• _EXERCISE DETAILS_:
Report the number of lines containing "гражданском", with no other words.
## Begin RECORDS SUPPLIED
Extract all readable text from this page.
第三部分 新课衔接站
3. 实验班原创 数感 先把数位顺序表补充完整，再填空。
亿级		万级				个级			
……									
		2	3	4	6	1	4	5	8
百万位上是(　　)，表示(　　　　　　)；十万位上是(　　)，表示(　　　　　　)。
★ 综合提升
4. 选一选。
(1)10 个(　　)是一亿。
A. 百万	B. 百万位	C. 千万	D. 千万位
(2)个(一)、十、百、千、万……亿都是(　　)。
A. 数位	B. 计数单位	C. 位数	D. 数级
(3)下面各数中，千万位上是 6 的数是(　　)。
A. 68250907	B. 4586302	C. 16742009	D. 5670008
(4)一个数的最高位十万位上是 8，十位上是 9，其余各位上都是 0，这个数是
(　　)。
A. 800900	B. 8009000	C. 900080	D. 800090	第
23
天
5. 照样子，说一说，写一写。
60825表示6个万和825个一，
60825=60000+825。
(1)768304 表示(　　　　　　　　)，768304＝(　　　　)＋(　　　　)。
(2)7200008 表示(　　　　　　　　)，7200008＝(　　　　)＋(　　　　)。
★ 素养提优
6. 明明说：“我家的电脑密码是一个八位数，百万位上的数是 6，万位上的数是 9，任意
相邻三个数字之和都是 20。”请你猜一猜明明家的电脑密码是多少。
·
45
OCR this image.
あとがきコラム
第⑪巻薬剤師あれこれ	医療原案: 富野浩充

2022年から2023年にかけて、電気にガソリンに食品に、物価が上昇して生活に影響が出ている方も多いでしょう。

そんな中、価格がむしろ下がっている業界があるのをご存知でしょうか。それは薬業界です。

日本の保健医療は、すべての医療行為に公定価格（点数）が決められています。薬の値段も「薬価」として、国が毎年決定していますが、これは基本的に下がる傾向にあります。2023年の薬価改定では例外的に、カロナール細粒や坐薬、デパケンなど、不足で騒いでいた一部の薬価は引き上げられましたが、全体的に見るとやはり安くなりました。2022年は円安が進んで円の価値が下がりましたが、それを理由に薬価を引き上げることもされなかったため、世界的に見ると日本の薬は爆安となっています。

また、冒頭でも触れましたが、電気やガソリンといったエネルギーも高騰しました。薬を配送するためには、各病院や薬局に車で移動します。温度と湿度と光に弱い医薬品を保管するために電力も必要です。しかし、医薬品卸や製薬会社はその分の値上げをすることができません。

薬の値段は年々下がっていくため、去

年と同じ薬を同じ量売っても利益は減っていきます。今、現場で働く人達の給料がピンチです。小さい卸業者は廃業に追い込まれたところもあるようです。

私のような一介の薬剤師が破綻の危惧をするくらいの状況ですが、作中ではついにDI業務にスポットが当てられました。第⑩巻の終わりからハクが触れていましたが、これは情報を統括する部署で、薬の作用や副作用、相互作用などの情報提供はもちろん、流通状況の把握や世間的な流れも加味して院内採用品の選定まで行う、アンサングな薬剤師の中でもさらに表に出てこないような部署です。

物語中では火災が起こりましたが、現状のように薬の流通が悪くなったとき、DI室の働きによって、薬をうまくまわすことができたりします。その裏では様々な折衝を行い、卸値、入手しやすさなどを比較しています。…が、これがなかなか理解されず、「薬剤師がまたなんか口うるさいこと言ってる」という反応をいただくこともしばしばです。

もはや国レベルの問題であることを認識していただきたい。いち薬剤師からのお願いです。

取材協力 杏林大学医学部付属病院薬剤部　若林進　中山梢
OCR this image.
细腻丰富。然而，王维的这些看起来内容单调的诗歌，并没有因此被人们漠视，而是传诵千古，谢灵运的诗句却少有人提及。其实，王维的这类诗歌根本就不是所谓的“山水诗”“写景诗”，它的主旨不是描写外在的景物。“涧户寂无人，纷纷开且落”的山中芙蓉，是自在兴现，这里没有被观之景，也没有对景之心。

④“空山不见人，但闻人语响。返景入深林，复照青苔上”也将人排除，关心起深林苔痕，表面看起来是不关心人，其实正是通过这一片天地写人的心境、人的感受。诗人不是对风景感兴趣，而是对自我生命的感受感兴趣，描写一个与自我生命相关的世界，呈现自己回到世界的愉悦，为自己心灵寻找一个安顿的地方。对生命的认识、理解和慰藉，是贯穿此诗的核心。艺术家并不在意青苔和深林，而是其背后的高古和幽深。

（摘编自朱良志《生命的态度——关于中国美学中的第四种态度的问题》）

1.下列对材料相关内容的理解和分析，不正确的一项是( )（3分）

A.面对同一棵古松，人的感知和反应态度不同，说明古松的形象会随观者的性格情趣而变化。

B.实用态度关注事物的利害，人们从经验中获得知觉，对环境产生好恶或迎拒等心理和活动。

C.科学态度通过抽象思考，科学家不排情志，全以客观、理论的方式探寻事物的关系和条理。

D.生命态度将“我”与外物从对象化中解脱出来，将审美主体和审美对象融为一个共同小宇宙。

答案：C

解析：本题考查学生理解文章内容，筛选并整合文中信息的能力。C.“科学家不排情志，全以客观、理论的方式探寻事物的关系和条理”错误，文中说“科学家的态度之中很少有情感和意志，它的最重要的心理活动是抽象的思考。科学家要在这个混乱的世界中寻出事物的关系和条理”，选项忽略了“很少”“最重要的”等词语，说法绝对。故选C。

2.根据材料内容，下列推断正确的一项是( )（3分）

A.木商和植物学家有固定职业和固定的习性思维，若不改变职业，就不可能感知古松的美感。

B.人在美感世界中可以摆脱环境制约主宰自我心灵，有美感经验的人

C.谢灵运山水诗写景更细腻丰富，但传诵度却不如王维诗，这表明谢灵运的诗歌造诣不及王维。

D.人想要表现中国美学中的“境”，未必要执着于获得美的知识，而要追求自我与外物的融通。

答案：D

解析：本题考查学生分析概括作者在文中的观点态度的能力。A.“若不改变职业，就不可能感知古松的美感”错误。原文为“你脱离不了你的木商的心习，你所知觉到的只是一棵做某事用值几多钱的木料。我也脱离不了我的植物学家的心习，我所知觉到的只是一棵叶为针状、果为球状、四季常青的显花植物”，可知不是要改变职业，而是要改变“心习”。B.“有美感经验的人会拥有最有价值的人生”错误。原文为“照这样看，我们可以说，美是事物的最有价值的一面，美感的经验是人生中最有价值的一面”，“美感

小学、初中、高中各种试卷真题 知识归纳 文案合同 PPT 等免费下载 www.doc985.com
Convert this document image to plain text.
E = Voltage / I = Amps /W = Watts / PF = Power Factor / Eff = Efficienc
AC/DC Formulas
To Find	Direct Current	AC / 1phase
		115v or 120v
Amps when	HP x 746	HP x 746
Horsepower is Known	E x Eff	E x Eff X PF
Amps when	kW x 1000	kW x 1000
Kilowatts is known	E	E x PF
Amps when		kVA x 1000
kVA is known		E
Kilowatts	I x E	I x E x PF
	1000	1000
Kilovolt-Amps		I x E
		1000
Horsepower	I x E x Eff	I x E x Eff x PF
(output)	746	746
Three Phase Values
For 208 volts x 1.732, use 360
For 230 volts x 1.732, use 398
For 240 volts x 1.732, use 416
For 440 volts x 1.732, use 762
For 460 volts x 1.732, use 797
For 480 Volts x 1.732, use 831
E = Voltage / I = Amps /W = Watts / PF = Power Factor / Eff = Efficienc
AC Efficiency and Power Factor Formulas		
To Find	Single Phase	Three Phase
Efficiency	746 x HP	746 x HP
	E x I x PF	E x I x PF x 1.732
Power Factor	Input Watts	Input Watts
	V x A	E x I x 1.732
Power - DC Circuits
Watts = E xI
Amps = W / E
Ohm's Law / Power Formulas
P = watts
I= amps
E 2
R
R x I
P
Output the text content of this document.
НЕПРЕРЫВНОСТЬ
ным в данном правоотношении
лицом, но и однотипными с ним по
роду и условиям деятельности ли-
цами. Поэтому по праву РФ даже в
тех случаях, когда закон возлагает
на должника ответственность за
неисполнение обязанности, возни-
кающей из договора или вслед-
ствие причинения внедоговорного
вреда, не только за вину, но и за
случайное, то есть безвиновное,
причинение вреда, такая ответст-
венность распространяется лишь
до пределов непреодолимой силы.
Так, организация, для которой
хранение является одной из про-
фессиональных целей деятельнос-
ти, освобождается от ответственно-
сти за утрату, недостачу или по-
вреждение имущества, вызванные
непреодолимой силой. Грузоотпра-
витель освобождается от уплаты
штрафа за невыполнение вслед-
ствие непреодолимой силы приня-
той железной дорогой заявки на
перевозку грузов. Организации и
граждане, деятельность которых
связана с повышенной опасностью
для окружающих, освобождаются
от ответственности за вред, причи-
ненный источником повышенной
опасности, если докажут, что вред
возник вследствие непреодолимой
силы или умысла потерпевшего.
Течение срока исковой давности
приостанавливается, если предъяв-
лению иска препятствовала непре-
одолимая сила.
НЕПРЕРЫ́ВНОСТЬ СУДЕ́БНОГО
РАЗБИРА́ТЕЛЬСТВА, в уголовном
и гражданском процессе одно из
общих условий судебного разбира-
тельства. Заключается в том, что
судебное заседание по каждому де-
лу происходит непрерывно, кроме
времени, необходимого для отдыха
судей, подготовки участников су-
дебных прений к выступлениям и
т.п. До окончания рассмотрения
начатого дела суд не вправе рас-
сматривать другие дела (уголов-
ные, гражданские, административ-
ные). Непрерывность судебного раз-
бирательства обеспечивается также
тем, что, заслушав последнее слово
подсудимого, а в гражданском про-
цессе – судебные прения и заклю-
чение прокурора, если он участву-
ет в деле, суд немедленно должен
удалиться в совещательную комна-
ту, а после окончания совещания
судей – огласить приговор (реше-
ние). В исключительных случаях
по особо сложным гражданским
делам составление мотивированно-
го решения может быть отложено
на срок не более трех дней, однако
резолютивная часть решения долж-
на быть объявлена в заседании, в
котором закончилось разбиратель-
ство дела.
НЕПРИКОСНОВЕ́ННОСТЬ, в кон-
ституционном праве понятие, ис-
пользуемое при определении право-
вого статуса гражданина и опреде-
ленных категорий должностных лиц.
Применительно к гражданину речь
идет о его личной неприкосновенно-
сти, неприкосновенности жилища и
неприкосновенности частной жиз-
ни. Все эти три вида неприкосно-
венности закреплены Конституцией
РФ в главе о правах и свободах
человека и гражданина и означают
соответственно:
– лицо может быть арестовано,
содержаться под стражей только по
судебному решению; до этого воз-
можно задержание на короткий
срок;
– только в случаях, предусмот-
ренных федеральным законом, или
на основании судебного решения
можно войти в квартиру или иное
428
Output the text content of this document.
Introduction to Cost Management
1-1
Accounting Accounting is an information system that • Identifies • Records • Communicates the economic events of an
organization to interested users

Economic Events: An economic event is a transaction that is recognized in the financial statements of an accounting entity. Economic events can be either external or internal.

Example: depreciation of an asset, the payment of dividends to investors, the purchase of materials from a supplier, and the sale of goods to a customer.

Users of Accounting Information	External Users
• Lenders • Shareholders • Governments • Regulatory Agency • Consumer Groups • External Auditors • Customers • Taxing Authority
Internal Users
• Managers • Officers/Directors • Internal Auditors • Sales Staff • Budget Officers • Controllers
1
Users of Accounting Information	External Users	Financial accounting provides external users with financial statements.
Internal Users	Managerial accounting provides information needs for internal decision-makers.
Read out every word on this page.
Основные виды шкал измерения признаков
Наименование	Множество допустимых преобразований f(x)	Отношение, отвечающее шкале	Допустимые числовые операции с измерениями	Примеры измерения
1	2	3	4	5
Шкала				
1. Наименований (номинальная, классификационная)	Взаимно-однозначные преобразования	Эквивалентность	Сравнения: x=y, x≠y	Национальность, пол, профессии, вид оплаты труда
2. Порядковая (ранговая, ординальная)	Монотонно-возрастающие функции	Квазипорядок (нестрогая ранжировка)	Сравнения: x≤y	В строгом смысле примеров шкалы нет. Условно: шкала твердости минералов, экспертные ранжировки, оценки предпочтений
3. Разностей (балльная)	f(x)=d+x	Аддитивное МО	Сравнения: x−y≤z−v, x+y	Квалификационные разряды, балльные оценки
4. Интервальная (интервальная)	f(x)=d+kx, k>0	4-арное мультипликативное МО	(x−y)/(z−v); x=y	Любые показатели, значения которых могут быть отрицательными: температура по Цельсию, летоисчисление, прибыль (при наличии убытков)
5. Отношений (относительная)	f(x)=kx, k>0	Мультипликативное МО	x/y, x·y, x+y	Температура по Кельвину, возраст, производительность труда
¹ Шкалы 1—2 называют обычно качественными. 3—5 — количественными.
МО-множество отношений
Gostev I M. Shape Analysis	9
## End RECORDS SUPPLIED
• _SOLVED EXERCISE_:
2